_Brief_
Copy the records below exactly, from the line containing "Give me the" through the last line, and leave out every picture.
☆ ☆ ☆ ☆ ☆
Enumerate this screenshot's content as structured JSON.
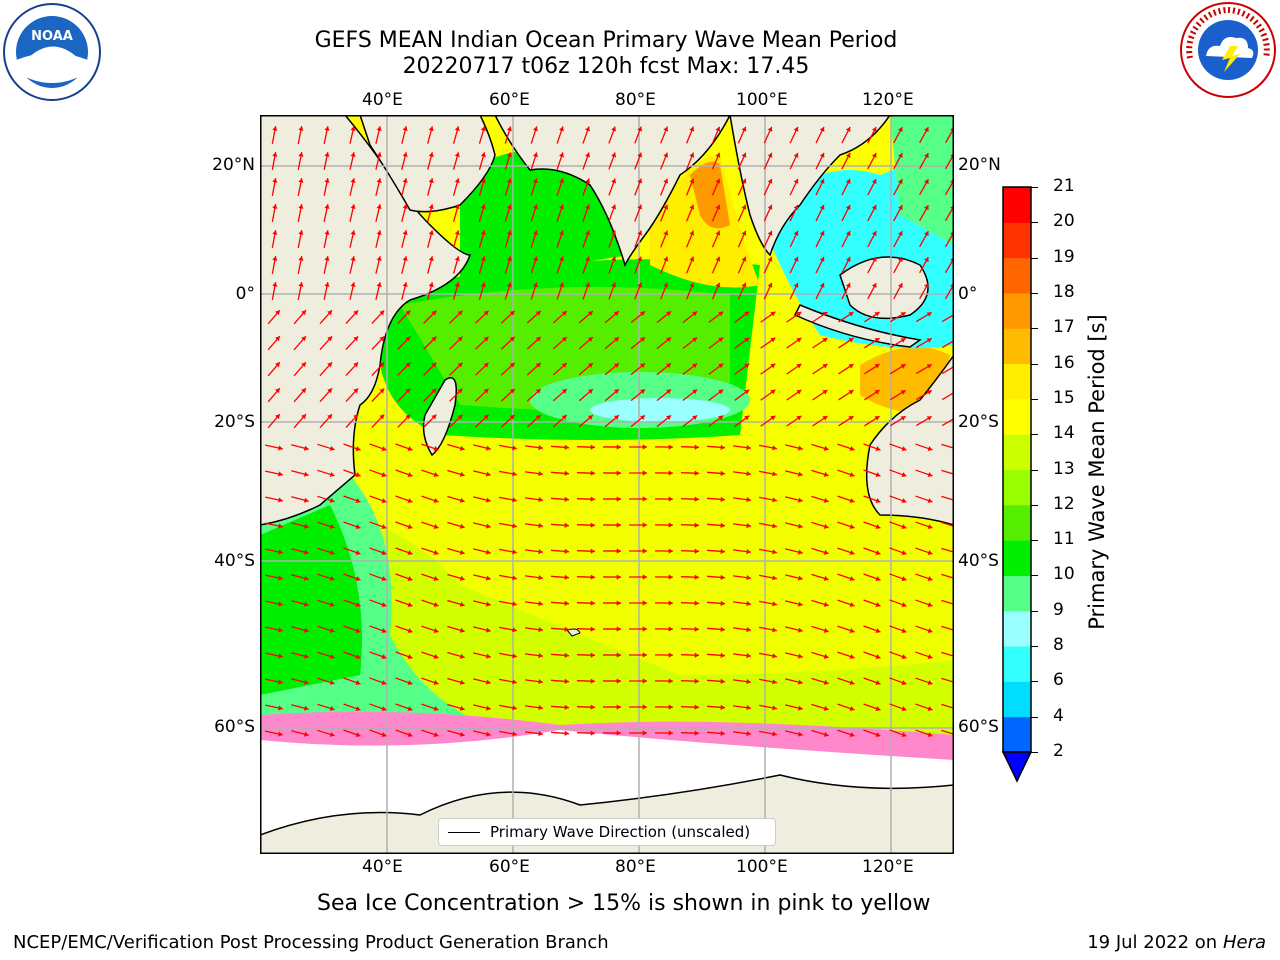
{
  "title": {
    "line1": "GEFS MEAN Indian Ocean Primary Wave Mean Period",
    "line2": "20220717 t06z 120h fcst   Max: 17.45"
  },
  "axes": {
    "lon_labels": [
      "40°E",
      "60°E",
      "80°E",
      "100°E",
      "120°E"
    ],
    "lat_labels": [
      "20°N",
      "0°",
      "20°S",
      "40°S",
      "60°S"
    ]
  },
  "colorbar": {
    "label": "Primary Wave Mean Period [s]",
    "ticks": [
      "2",
      "4",
      "6",
      "8",
      "9",
      "10",
      "11",
      "12",
      "13",
      "14",
      "15",
      "16",
      "17",
      "18",
      "19",
      "20",
      "21"
    ],
    "colors": [
      "#0066ff",
      "#00ddff",
      "#33ffff",
      "#99ffff",
      "#55ff88",
      "#00ee00",
      "#55ee00",
      "#99ff00",
      "#ccff00",
      "#ffff00",
      "#ffee00",
      "#ffbb00",
      "#ff9900",
      "#ff6600",
      "#ff3300",
      "#ff0000"
    ],
    "extend_color": "#0000ff"
  },
  "legend": {
    "label": "Primary Wave Direction (unscaled)"
  },
  "caption": "Sea Ice Concentration > 15% is shown in pink to yellow",
  "footer": {
    "left": "NCEP/EMC/Verification Post Processing Product Generation Branch",
    "right_date": "19 Jul 2022 on ",
    "right_host": "Hera"
  },
  "logos": {
    "noaa": "NOAA",
    "nws": "NATIONAL WEATHER SERVICE"
  },
  "map_colors": {
    "land": "#efedde",
    "sea_ice": "#ff88cc",
    "vectors": "#ff0000"
  }
}
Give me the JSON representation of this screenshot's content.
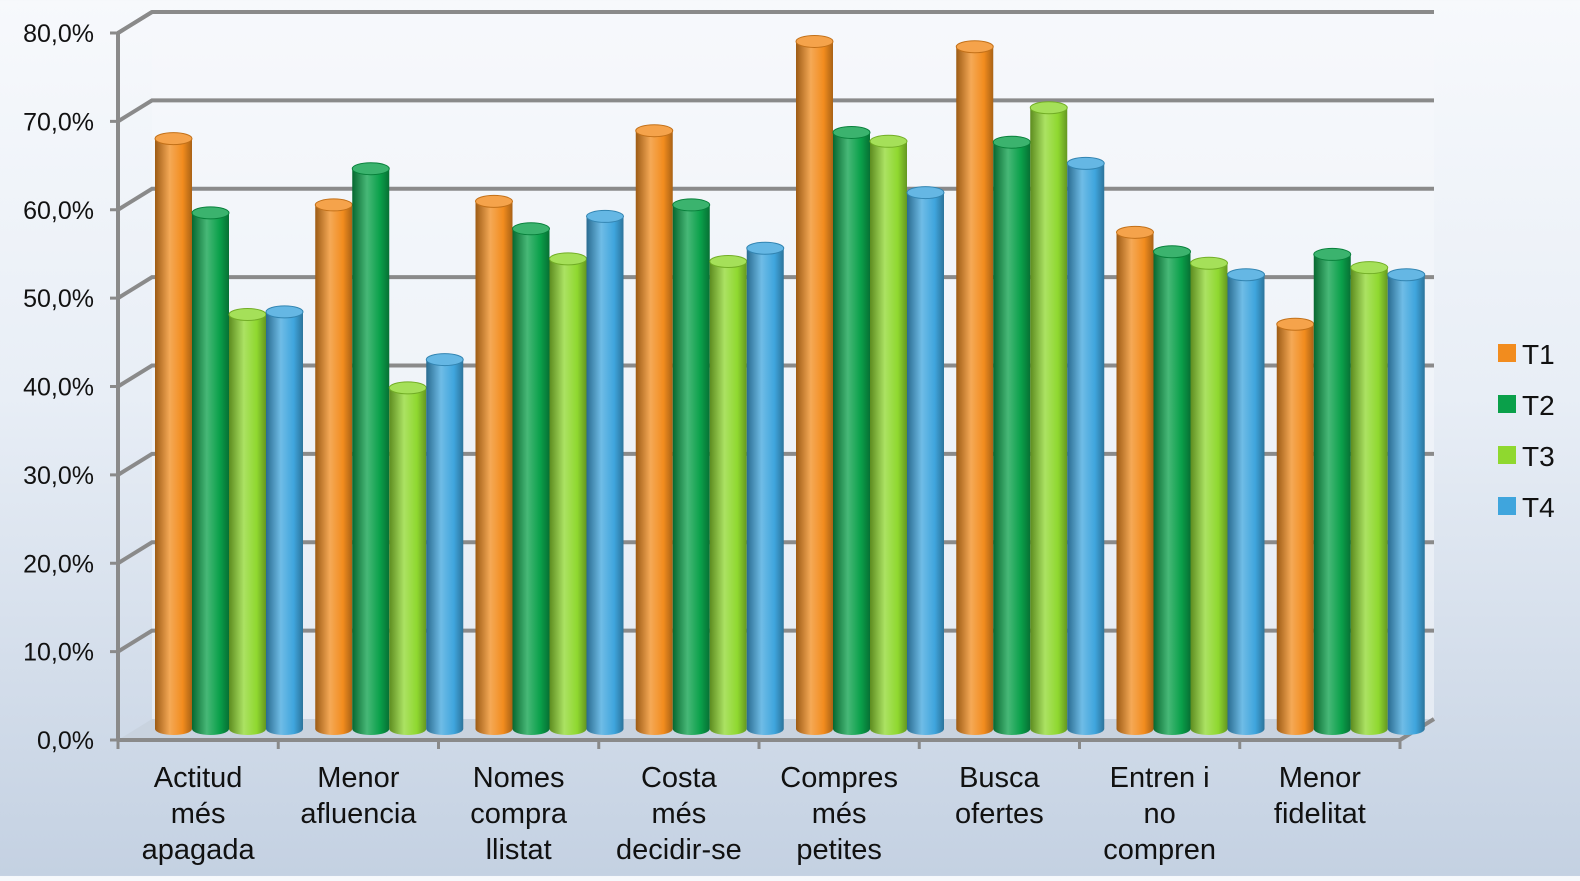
{
  "chart_data": {
    "type": "bar",
    "categories": [
      [
        "Actitud",
        "més",
        "apagada"
      ],
      [
        "Menor",
        "afluencia"
      ],
      [
        "Nomes",
        "compra",
        "llistat"
      ],
      [
        "Costa",
        "més",
        "decidir-se"
      ],
      [
        "Compres",
        "més",
        "petites"
      ],
      [
        "Busca",
        "ofertes"
      ],
      [
        "Entren i",
        "no",
        "compren"
      ],
      [
        "Menor",
        "fidelitat"
      ]
    ],
    "series": [
      {
        "name": "T1",
        "color": "#f28c1e",
        "values": [
          66.8,
          59.3,
          59.7,
          67.7,
          77.8,
          77.2,
          56.2,
          45.8
        ]
      },
      {
        "name": "T2",
        "color": "#0aa04a",
        "values": [
          58.4,
          63.4,
          56.6,
          59.3,
          67.5,
          66.4,
          54.0,
          53.7
        ]
      },
      {
        "name": "T3",
        "color": "#8fd82f",
        "values": [
          46.9,
          38.6,
          53.2,
          52.9,
          66.5,
          70.3,
          52.7,
          52.2
        ]
      },
      {
        "name": "T4",
        "color": "#3fa5dd",
        "values": [
          47.2,
          41.8,
          58.0,
          54.4,
          60.7,
          64.0,
          51.4,
          51.4
        ]
      }
    ],
    "y_ticks": [
      "0,0%",
      "10,0%",
      "20,0%",
      "30,0%",
      "40,0%",
      "50,0%",
      "60,0%",
      "70,0%",
      "80,0%"
    ],
    "ylim": [
      0,
      80
    ],
    "grid": true,
    "legend_position": "right",
    "style": "3d-cylinder"
  }
}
☆ ☆ ☆ ☆ ☆
_Solution to the exercise_
Give me the JSON representation of this screenshot's content.
{
  "chart_data": {
    "type": "bar",
    "categories": [
      [
        "Actitud",
        "més",
        "apagada"
      ],
      [
        "Menor",
        "afluencia"
      ],
      [
        "Nomes",
        "compra",
        "llistat"
      ],
      [
        "Costa",
        "més",
        "decidir-se"
      ],
      [
        "Compres",
        "més",
        "petites"
      ],
      [
        "Busca",
        "ofertes"
      ],
      [
        "Entren i",
        "no",
        "compren"
      ],
      [
        "Menor",
        "fidelitat"
      ]
    ],
    "series": [
      {
        "name": "T1",
        "color": "#f28c1e",
        "values": [
          66.8,
          59.3,
          59.7,
          67.7,
          77.8,
          77.2,
          56.2,
          45.8
        ]
      },
      {
        "name": "T2",
        "color": "#0aa04a",
        "values": [
          58.4,
          63.4,
          56.6,
          59.3,
          67.5,
          66.4,
          54.0,
          53.7
        ]
      },
      {
        "name": "T3",
        "color": "#8fd82f",
        "values": [
          46.9,
          38.6,
          53.2,
          52.9,
          66.5,
          70.3,
          52.7,
          52.2
        ]
      },
      {
        "name": "T4",
        "color": "#3fa5dd",
        "values": [
          47.2,
          41.8,
          58.0,
          54.4,
          60.7,
          64.0,
          51.4,
          51.4
        ]
      }
    ],
    "y_ticks": [
      "0,0%",
      "10,0%",
      "20,0%",
      "30,0%",
      "40,0%",
      "50,0%",
      "60,0%",
      "70,0%",
      "80,0%"
    ],
    "ylim": [
      0,
      80
    ],
    "grid": true,
    "legend_position": "right",
    "style": "3d-cylinder"
  }
}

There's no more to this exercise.